Dataset listings of figures
>> begin
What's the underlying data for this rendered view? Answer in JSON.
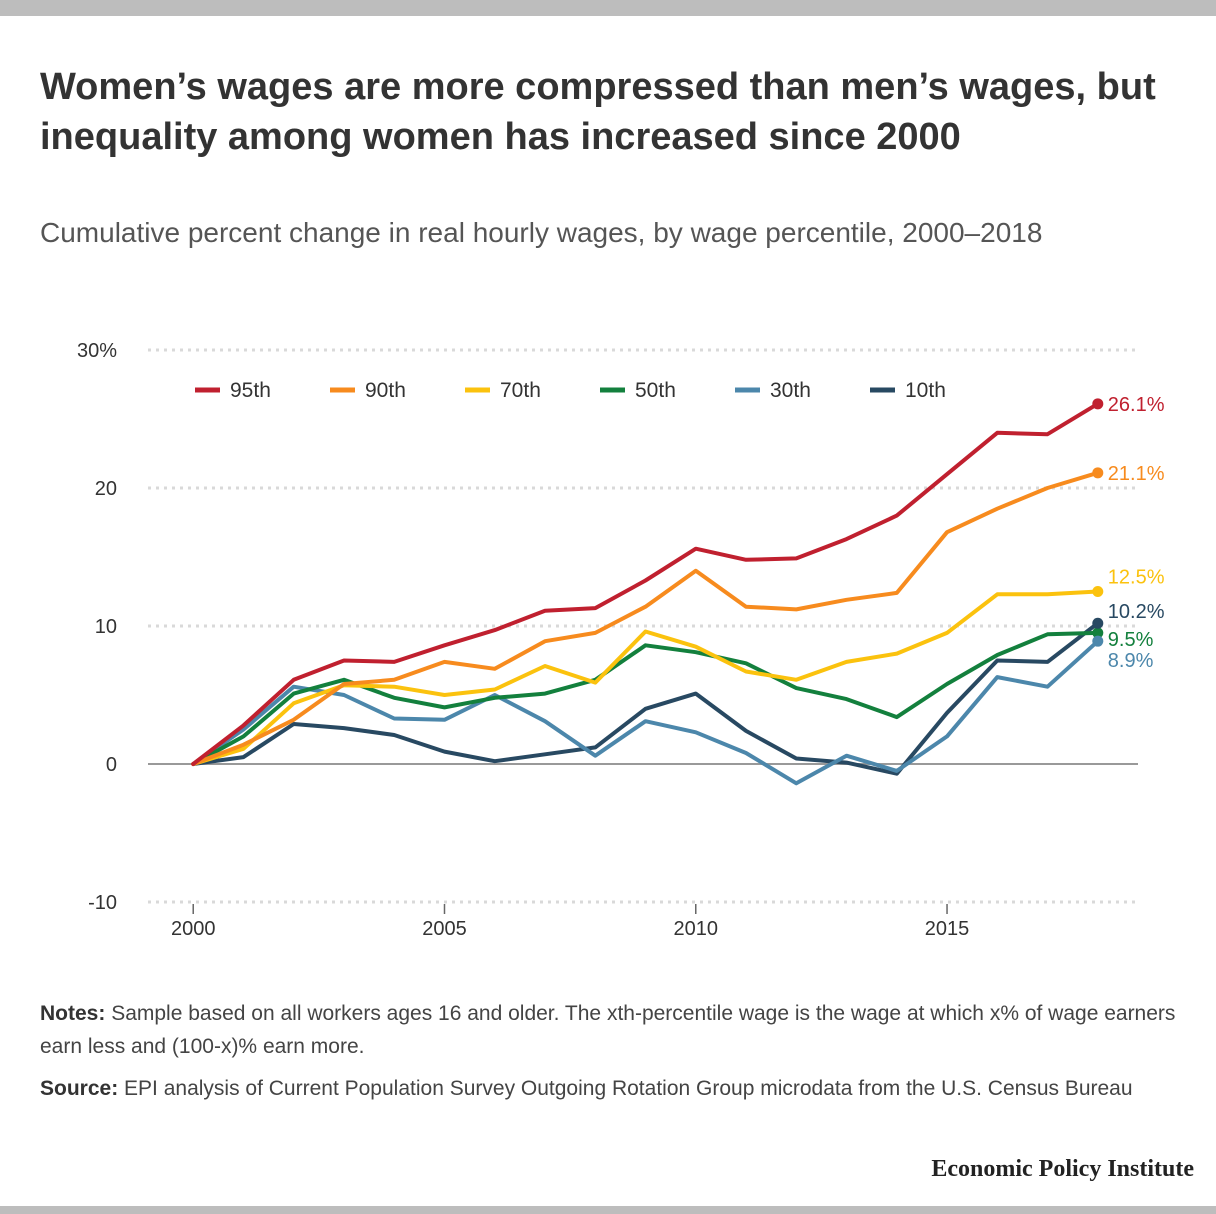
{
  "header": {
    "title": "Women’s wages are more compressed than men’s wages, but inequality among women has increased since 2000",
    "subtitle": "Cumulative percent change in real hourly wages, by wage percentile, 2000–2018"
  },
  "chart_data": {
    "type": "line",
    "x": [
      2000,
      2001,
      2002,
      2003,
      2004,
      2005,
      2006,
      2007,
      2008,
      2009,
      2010,
      2011,
      2012,
      2013,
      2014,
      2015,
      2016,
      2017,
      2018
    ],
    "xticks": [
      2000,
      2005,
      2010,
      2015
    ],
    "xlim": [
      1999.1,
      2018.8
    ],
    "ylim": [
      -10,
      30
    ],
    "yticks": [
      -10,
      0,
      10,
      20,
      30
    ],
    "ytick_labels": [
      "-10",
      "0",
      "10",
      "20",
      "30%"
    ],
    "grid": true,
    "legend_position": "top",
    "series": [
      {
        "name": "95th",
        "color": "#c0202f",
        "end_label": "26.1%",
        "values": [
          0,
          2.8,
          6.1,
          7.5,
          7.4,
          8.6,
          9.7,
          11.1,
          11.3,
          13.3,
          15.6,
          14.8,
          14.9,
          16.3,
          18.0,
          21.0,
          24.0,
          23.9,
          26.1
        ]
      },
      {
        "name": "90th",
        "color": "#f78b1e",
        "end_label": "21.1%",
        "values": [
          0,
          1.4,
          3.2,
          5.8,
          6.1,
          7.4,
          6.9,
          8.9,
          9.5,
          11.4,
          14.0,
          11.4,
          11.2,
          11.9,
          12.4,
          16.8,
          18.5,
          20.0,
          21.1
        ]
      },
      {
        "name": "70th",
        "color": "#fbc20e",
        "end_label": "12.5%",
        "values": [
          0,
          1.1,
          4.4,
          5.7,
          5.6,
          5.0,
          5.4,
          7.1,
          5.9,
          9.6,
          8.5,
          6.7,
          6.1,
          7.4,
          8.0,
          9.5,
          12.3,
          12.3,
          12.5
        ]
      },
      {
        "name": "50th",
        "color": "#13803d",
        "end_label": "9.5%",
        "values": [
          0,
          2.0,
          5.1,
          6.1,
          4.8,
          4.1,
          4.8,
          5.1,
          6.1,
          8.6,
          8.1,
          7.3,
          5.5,
          4.7,
          3.4,
          5.8,
          7.9,
          9.4,
          9.5
        ]
      },
      {
        "name": "30th",
        "color": "#4c87ab",
        "end_label": "8.9%",
        "values": [
          0,
          2.5,
          5.6,
          5.0,
          3.3,
          3.2,
          5.0,
          3.1,
          0.6,
          3.1,
          2.3,
          0.8,
          -1.4,
          0.6,
          -0.5,
          2.0,
          6.3,
          5.6,
          8.9
        ]
      },
      {
        "name": "10th",
        "color": "#284962",
        "end_label": "10.2%",
        "values": [
          0,
          0.5,
          2.9,
          2.6,
          2.1,
          0.9,
          0.2,
          0.7,
          1.2,
          4.0,
          5.1,
          2.4,
          0.4,
          0.1,
          -0.7,
          3.7,
          7.5,
          7.4,
          10.2
        ]
      }
    ]
  },
  "notes": {
    "lead": "Notes:",
    "text": "Sample based on all workers ages 16 and older. The xth-percentile wage is the wage at which x% of wage earners earn less and (100-x)% earn more."
  },
  "source": {
    "lead": "Source:",
    "text": "EPI analysis of Current Population Survey Outgoing Rotation Group microdata from the U.S. Census Bureau"
  },
  "footer": {
    "brand": "Economic Policy Institute"
  }
}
>> end
> [The task]
Each line in the records above should be reproduced exactly; images are not copied.

> [Solution for this exercise]
What's the underlying data for this rendered view? Answer in JSON.
{
  "header": {
    "title": "Women’s wages are more compressed than men’s wages, but inequality among women has increased since 2000",
    "subtitle": "Cumulative percent change in real hourly wages, by wage percentile, 2000–2018"
  },
  "chart_data": {
    "type": "line",
    "x": [
      2000,
      2001,
      2002,
      2003,
      2004,
      2005,
      2006,
      2007,
      2008,
      2009,
      2010,
      2011,
      2012,
      2013,
      2014,
      2015,
      2016,
      2017,
      2018
    ],
    "xticks": [
      2000,
      2005,
      2010,
      2015
    ],
    "xlim": [
      1999.1,
      2018.8
    ],
    "ylim": [
      -10,
      30
    ],
    "yticks": [
      -10,
      0,
      10,
      20,
      30
    ],
    "ytick_labels": [
      "-10",
      "0",
      "10",
      "20",
      "30%"
    ],
    "grid": true,
    "legend_position": "top",
    "series": [
      {
        "name": "95th",
        "color": "#c0202f",
        "end_label": "26.1%",
        "values": [
          0,
          2.8,
          6.1,
          7.5,
          7.4,
          8.6,
          9.7,
          11.1,
          11.3,
          13.3,
          15.6,
          14.8,
          14.9,
          16.3,
          18.0,
          21.0,
          24.0,
          23.9,
          26.1
        ]
      },
      {
        "name": "90th",
        "color": "#f78b1e",
        "end_label": "21.1%",
        "values": [
          0,
          1.4,
          3.2,
          5.8,
          6.1,
          7.4,
          6.9,
          8.9,
          9.5,
          11.4,
          14.0,
          11.4,
          11.2,
          11.9,
          12.4,
          16.8,
          18.5,
          20.0,
          21.1
        ]
      },
      {
        "name": "70th",
        "color": "#fbc20e",
        "end_label": "12.5%",
        "values": [
          0,
          1.1,
          4.4,
          5.7,
          5.6,
          5.0,
          5.4,
          7.1,
          5.9,
          9.6,
          8.5,
          6.7,
          6.1,
          7.4,
          8.0,
          9.5,
          12.3,
          12.3,
          12.5
        ]
      },
      {
        "name": "50th",
        "color": "#13803d",
        "end_label": "9.5%",
        "values": [
          0,
          2.0,
          5.1,
          6.1,
          4.8,
          4.1,
          4.8,
          5.1,
          6.1,
          8.6,
          8.1,
          7.3,
          5.5,
          4.7,
          3.4,
          5.8,
          7.9,
          9.4,
          9.5
        ]
      },
      {
        "name": "30th",
        "color": "#4c87ab",
        "end_label": "8.9%",
        "values": [
          0,
          2.5,
          5.6,
          5.0,
          3.3,
          3.2,
          5.0,
          3.1,
          0.6,
          3.1,
          2.3,
          0.8,
          -1.4,
          0.6,
          -0.5,
          2.0,
          6.3,
          5.6,
          8.9
        ]
      },
      {
        "name": "10th",
        "color": "#284962",
        "end_label": "10.2%",
        "values": [
          0,
          0.5,
          2.9,
          2.6,
          2.1,
          0.9,
          0.2,
          0.7,
          1.2,
          4.0,
          5.1,
          2.4,
          0.4,
          0.1,
          -0.7,
          3.7,
          7.5,
          7.4,
          10.2
        ]
      }
    ]
  },
  "notes": {
    "lead": "Notes:",
    "text": "Sample based on all workers ages 16 and older. The xth-percentile wage is the wage at which x% of wage earners earn less and (100-x)% earn more."
  },
  "source": {
    "lead": "Source:",
    "text": "EPI analysis of Current Population Survey Outgoing Rotation Group microdata from the U.S. Census Bureau"
  },
  "footer": {
    "brand": "Economic Policy Institute"
  }
}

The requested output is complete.